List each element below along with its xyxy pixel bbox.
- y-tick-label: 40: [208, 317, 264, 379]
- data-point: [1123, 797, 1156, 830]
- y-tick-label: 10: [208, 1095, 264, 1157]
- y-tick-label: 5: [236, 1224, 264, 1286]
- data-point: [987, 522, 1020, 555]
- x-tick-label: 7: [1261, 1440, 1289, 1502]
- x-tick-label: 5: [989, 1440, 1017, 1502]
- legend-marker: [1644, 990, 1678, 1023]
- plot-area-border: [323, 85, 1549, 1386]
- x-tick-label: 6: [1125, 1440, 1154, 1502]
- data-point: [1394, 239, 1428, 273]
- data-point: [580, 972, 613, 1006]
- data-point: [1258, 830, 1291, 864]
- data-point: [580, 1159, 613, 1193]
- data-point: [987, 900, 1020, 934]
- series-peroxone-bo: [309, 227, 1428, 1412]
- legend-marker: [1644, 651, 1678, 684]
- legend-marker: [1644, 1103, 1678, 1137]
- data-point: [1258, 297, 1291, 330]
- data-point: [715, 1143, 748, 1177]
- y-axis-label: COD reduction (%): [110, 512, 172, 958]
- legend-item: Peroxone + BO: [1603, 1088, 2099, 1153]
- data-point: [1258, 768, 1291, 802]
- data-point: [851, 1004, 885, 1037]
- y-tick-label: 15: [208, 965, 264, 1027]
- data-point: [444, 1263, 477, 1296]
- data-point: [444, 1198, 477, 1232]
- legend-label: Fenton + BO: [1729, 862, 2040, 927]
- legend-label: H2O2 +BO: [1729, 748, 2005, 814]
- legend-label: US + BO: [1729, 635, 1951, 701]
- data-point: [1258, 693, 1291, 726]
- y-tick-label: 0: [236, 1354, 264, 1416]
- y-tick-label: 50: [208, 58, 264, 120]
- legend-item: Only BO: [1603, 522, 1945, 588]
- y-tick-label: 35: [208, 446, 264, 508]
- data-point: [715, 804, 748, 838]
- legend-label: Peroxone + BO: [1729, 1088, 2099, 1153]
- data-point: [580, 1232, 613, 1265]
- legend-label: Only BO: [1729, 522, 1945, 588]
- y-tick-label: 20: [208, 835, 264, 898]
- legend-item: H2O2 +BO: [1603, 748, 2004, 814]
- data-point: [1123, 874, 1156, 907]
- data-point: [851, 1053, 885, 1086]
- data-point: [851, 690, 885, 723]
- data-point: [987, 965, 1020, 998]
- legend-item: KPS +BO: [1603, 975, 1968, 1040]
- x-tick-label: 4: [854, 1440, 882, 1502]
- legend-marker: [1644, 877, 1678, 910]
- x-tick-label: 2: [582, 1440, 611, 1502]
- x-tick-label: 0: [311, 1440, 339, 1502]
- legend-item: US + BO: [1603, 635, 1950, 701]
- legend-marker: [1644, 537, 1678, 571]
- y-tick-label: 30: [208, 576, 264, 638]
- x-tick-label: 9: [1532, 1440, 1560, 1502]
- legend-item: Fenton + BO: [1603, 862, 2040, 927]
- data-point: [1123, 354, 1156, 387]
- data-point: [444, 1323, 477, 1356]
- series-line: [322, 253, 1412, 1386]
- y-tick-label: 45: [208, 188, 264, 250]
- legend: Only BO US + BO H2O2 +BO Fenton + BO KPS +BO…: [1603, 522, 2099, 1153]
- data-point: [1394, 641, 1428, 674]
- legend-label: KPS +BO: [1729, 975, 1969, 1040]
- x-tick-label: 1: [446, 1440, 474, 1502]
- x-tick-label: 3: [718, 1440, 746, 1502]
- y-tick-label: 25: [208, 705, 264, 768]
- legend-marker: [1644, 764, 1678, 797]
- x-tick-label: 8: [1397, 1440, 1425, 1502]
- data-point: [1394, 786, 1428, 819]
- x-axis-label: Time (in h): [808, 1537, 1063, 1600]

-*-

STATED PROBLEM
Reproduce the listing with every instance of "data-point" swapped for "data-marker", leaving everything else unchanged.

RESPONSE
List each element below along with its xyxy pixel bbox.
- y-tick-label: 40: [208, 317, 264, 379]
- data-marker: [1123, 797, 1156, 830]
- y-tick-label: 10: [208, 1095, 264, 1157]
- y-tick-label: 5: [236, 1224, 264, 1286]
- data-marker: [987, 522, 1020, 555]
- x-tick-label: 7: [1261, 1440, 1289, 1502]
- x-tick-label: 5: [989, 1440, 1017, 1502]
- legend-marker: [1644, 990, 1678, 1023]
- plot-area-border: [323, 85, 1549, 1386]
- x-tick-label: 6: [1125, 1440, 1154, 1502]
- data-marker: [1394, 239, 1428, 273]
- data-marker: [580, 972, 613, 1006]
- data-marker: [1258, 830, 1291, 864]
- data-marker: [580, 1159, 613, 1193]
- data-marker: [987, 900, 1020, 934]
- series-peroxone-bo: [309, 227, 1428, 1412]
- legend-marker: [1644, 651, 1678, 684]
- legend-marker: [1644, 1103, 1678, 1137]
- data-marker: [1258, 297, 1291, 330]
- data-marker: [715, 1143, 748, 1177]
- y-axis-label: COD reduction (%): [110, 512, 172, 958]
- legend-item: Peroxone + BO: [1603, 1088, 2099, 1153]
- data-marker: [1258, 768, 1291, 802]
- data-marker: [851, 1004, 885, 1037]
- y-tick-label: 15: [208, 965, 264, 1027]
- data-marker: [444, 1263, 477, 1296]
- data-marker: [444, 1198, 477, 1232]
- legend-label: Fenton + BO: [1729, 862, 2040, 927]
- legend-label: H2O2 +BO: [1729, 748, 2005, 814]
- legend-label: US + BO: [1729, 635, 1951, 701]
- data-marker: [1258, 693, 1291, 726]
- y-tick-label: 0: [236, 1354, 264, 1416]
- y-tick-label: 50: [208, 58, 264, 120]
- legend-item: Only BO: [1603, 522, 1945, 588]
- y-tick-label: 35: [208, 446, 264, 508]
- data-marker: [715, 804, 748, 838]
- legend-label: Peroxone + BO: [1729, 1088, 2099, 1153]
- data-marker: [580, 1232, 613, 1265]
- legend-label: Only BO: [1729, 522, 1945, 588]
- y-tick-label: 20: [208, 835, 264, 898]
- legend-item: H2O2 +BO: [1603, 748, 2004, 814]
- data-marker: [1123, 874, 1156, 907]
- data-marker: [851, 1053, 885, 1086]
- data-marker: [851, 690, 885, 723]
- data-marker: [987, 965, 1020, 998]
- legend-item: KPS +BO: [1603, 975, 1968, 1040]
- x-tick-label: 4: [854, 1440, 882, 1502]
- legend-marker: [1644, 877, 1678, 910]
- x-tick-label: 2: [582, 1440, 611, 1502]
- x-tick-label: 0: [311, 1440, 339, 1502]
- legend-item: US + BO: [1603, 635, 1950, 701]
- legend-marker: [1644, 537, 1678, 571]
- y-tick-label: 30: [208, 576, 264, 638]
- x-tick-label: 9: [1532, 1440, 1560, 1502]
- legend-item: Fenton + BO: [1603, 862, 2040, 927]
- data-marker: [1123, 354, 1156, 387]
- data-marker: [444, 1323, 477, 1356]
- series-line: [322, 253, 1412, 1386]
- y-tick-label: 45: [208, 188, 264, 250]
- legend: Only BO US + BO H2O2 +BO Fenton + BO KPS +BO…: [1603, 522, 2099, 1153]
- data-marker: [1394, 641, 1428, 674]
- legend-label: KPS +BO: [1729, 975, 1969, 1040]
- x-tick-label: 1: [446, 1440, 474, 1502]
- x-tick-label: 3: [718, 1440, 746, 1502]
- y-tick-label: 25: [208, 705, 264, 768]
- legend-marker: [1644, 764, 1678, 797]
- x-tick-label: 8: [1397, 1440, 1425, 1502]
- data-marker: [1394, 786, 1428, 819]
- x-axis-label: Time (in h): [808, 1537, 1063, 1600]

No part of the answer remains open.